Compile every line that includes the word "text".

## Begin

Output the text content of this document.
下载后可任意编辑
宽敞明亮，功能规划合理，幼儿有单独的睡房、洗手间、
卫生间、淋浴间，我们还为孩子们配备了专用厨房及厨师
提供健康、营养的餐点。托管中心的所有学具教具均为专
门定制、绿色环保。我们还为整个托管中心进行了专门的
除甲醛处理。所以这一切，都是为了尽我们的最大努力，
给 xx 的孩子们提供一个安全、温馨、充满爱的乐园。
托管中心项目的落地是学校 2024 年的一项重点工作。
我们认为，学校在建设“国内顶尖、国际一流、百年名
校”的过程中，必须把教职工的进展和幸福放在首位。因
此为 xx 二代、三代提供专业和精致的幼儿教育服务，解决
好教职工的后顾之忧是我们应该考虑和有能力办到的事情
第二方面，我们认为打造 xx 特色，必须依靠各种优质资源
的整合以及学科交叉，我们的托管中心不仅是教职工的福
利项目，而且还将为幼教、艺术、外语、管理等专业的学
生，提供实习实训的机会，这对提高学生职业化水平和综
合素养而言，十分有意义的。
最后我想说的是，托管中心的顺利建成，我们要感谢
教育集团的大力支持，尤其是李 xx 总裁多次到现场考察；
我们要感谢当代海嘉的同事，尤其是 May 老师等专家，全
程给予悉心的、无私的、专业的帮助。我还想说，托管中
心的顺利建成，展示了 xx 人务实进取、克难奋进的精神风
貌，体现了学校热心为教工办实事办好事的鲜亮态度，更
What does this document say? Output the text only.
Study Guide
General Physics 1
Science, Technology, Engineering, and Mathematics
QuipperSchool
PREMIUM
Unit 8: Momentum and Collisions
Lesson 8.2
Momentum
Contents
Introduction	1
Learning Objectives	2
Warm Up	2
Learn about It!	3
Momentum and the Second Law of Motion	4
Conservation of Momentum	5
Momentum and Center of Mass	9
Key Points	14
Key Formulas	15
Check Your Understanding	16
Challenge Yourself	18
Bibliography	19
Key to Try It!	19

## End

ANSWER TO THE TASK
Output the text content of this document.
What does this document say? Output the text only.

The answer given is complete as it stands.